── Material provided
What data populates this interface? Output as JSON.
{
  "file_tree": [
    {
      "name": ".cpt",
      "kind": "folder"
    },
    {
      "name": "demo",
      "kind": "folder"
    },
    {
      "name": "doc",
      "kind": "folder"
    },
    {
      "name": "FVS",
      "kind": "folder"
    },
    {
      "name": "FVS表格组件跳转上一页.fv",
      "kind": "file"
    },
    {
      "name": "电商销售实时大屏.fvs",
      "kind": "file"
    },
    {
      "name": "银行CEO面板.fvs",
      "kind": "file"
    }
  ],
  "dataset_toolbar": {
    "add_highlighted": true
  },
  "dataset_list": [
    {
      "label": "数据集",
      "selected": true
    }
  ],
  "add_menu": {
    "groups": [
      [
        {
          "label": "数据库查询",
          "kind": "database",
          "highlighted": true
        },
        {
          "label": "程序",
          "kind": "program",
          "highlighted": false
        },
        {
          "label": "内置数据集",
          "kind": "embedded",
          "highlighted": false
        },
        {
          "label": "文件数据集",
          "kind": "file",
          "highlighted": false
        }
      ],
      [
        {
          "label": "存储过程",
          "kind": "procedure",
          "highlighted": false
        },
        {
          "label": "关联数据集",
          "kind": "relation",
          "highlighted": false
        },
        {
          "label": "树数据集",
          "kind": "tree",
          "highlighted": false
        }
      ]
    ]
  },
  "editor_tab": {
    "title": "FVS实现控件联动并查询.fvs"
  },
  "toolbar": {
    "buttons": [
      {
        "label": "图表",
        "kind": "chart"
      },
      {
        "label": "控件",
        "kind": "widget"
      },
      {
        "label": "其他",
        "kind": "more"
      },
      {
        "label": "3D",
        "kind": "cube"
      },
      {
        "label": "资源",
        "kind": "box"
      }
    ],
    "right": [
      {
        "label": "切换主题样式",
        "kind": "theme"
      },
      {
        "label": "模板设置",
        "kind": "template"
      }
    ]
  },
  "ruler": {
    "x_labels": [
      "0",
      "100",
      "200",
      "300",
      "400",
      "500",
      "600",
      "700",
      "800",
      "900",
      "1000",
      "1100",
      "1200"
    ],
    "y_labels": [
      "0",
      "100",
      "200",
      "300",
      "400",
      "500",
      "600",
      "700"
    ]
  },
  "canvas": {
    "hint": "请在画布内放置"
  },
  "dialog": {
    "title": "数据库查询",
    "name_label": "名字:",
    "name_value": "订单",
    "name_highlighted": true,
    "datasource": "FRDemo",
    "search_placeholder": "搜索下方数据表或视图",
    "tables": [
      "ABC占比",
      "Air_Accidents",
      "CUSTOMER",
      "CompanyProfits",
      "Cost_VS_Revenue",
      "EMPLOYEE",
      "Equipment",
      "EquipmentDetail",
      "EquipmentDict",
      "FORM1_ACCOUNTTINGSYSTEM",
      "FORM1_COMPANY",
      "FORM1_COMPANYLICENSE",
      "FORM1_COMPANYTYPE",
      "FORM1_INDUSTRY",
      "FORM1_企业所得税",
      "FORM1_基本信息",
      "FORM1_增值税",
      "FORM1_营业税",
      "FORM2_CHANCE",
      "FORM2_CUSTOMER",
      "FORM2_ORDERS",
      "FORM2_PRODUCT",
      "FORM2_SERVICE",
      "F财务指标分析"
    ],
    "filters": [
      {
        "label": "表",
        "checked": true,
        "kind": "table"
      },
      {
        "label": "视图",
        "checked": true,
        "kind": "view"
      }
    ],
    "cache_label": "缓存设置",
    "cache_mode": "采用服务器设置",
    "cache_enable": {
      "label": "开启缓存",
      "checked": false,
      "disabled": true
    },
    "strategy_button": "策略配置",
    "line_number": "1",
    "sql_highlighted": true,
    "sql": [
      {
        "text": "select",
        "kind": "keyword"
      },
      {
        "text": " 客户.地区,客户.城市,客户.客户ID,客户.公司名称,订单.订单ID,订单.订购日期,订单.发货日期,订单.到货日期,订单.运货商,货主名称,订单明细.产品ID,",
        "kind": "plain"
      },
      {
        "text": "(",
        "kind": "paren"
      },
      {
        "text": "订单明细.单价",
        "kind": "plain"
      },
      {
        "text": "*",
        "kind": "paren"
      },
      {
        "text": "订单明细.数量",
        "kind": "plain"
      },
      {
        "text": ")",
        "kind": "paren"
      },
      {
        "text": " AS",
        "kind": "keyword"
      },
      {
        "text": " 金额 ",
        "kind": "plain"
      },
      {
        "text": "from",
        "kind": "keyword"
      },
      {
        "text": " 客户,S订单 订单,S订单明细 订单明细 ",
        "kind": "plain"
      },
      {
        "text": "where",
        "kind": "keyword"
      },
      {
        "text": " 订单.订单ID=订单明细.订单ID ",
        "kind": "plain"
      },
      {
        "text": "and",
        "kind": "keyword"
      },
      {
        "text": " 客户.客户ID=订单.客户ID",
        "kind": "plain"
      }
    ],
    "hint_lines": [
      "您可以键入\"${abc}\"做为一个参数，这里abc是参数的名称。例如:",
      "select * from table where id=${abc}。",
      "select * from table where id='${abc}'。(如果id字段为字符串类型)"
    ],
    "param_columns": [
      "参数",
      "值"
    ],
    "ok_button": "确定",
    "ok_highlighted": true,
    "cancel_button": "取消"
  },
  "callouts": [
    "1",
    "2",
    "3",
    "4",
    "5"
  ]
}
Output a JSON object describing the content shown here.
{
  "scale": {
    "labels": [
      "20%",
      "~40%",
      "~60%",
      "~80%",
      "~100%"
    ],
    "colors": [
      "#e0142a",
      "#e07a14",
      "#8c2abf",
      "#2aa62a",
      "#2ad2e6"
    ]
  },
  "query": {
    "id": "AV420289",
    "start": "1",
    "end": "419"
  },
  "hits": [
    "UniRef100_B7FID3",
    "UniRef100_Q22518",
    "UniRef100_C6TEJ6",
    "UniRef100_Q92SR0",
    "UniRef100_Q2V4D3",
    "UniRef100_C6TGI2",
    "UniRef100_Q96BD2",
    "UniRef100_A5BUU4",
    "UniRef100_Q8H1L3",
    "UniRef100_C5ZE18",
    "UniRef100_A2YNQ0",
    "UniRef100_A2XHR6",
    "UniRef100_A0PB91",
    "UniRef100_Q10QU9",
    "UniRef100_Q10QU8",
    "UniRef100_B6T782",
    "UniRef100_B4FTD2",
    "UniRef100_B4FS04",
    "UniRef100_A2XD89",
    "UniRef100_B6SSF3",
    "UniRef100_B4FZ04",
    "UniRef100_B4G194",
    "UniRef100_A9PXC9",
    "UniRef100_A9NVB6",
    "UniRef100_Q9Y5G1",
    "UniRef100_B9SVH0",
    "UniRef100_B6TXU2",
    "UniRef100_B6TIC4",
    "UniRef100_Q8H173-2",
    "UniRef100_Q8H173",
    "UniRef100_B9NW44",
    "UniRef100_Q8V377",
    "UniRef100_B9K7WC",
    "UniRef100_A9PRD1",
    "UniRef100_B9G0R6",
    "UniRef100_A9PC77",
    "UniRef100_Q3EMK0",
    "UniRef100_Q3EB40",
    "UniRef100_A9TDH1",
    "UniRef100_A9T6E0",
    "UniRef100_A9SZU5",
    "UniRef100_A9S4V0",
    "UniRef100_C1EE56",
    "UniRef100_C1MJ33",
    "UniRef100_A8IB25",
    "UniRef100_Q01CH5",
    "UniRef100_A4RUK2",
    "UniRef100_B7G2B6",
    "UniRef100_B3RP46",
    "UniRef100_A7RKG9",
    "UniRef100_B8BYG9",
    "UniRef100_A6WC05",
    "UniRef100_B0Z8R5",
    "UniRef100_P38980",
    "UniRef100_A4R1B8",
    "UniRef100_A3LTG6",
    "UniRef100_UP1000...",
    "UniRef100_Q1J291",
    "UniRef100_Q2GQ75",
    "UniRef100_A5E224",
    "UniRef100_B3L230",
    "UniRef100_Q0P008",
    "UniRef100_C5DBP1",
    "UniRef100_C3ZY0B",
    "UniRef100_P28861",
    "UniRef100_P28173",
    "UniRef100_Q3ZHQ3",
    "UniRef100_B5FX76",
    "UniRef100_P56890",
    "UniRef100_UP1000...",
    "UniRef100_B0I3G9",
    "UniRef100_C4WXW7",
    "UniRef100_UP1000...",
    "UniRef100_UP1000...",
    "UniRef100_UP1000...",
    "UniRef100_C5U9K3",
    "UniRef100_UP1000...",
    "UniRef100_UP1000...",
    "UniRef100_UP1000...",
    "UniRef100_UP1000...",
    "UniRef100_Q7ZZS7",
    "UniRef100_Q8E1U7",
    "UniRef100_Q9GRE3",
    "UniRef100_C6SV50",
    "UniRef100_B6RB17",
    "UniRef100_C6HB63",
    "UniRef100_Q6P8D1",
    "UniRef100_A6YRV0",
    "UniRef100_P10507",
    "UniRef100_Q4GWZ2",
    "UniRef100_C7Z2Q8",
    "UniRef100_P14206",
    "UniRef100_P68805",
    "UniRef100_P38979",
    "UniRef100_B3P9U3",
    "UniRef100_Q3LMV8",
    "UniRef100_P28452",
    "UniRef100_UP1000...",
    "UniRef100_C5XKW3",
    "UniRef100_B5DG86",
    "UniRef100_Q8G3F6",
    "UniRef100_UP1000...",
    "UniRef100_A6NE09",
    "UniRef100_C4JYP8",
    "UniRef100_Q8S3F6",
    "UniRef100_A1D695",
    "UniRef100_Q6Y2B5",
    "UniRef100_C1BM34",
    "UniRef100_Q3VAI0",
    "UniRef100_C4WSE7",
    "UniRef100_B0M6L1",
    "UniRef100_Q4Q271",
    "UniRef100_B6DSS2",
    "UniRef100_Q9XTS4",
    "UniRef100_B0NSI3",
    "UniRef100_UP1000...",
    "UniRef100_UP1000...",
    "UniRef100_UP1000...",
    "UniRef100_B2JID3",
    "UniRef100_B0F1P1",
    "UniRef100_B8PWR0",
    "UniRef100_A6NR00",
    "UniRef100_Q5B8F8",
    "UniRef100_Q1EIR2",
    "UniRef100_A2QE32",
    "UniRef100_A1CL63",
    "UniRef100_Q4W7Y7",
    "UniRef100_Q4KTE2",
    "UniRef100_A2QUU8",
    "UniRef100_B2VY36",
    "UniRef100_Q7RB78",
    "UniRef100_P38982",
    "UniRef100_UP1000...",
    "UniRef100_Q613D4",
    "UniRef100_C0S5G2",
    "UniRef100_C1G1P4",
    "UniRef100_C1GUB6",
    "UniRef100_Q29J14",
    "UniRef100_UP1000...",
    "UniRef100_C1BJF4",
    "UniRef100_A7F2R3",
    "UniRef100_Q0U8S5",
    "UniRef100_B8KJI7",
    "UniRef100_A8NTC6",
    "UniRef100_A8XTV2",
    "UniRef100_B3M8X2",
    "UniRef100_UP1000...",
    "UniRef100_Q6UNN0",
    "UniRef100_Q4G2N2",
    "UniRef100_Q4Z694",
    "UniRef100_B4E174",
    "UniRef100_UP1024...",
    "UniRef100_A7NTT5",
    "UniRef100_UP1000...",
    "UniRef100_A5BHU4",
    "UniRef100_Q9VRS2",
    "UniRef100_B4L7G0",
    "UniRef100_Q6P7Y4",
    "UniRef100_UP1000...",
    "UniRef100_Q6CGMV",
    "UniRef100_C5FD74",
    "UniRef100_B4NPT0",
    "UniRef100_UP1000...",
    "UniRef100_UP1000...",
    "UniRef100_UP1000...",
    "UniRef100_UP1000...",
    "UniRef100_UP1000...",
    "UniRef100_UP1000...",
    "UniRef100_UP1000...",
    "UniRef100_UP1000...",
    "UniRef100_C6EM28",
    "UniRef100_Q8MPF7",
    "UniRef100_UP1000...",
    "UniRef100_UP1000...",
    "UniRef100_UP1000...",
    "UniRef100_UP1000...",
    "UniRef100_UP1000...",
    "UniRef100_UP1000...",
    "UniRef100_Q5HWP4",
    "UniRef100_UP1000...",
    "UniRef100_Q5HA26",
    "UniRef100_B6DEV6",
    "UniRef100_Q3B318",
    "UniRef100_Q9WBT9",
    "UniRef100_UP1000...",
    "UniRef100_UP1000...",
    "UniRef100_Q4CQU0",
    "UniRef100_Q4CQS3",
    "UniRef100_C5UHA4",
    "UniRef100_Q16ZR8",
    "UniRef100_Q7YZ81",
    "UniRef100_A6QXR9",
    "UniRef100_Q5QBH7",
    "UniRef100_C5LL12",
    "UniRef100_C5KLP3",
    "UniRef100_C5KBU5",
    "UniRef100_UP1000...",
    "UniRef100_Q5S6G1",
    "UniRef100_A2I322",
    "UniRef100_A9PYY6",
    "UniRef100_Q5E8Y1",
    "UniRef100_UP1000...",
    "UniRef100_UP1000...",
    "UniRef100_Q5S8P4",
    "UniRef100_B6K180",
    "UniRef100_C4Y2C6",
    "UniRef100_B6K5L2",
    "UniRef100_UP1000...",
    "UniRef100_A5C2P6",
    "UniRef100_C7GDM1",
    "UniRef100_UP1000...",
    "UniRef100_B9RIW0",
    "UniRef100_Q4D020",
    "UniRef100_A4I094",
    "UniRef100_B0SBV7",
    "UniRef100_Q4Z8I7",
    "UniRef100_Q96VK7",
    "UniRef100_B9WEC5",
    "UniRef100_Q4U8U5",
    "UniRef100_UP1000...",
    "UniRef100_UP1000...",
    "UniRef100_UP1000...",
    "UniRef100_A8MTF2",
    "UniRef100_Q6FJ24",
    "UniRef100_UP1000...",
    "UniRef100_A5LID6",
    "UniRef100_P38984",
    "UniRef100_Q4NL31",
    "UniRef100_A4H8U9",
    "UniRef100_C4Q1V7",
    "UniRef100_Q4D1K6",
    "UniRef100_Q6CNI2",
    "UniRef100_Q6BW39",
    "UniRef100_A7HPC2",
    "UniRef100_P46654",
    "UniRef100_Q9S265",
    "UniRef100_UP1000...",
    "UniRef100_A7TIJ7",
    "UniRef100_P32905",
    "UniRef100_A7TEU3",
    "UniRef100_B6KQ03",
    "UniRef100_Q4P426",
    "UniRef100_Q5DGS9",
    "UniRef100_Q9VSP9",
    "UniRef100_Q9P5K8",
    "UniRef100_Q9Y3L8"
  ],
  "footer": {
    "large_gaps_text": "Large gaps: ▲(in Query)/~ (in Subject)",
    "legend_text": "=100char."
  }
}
────
▸ **Exercise task**
Pick out the lines that include the word "客户ID" and write them out.

▸ **Output for this task**
        "text": " 客户.地区,客户.城市,客户.客户ID,客户.公司名称,订单.订单ID,订单.订购日期,订单.发货日期,订单.到货日期,订单.运货商,货主名称,订单明细.产品ID,",
        "text": " 客户.客户ID=订单.客户ID",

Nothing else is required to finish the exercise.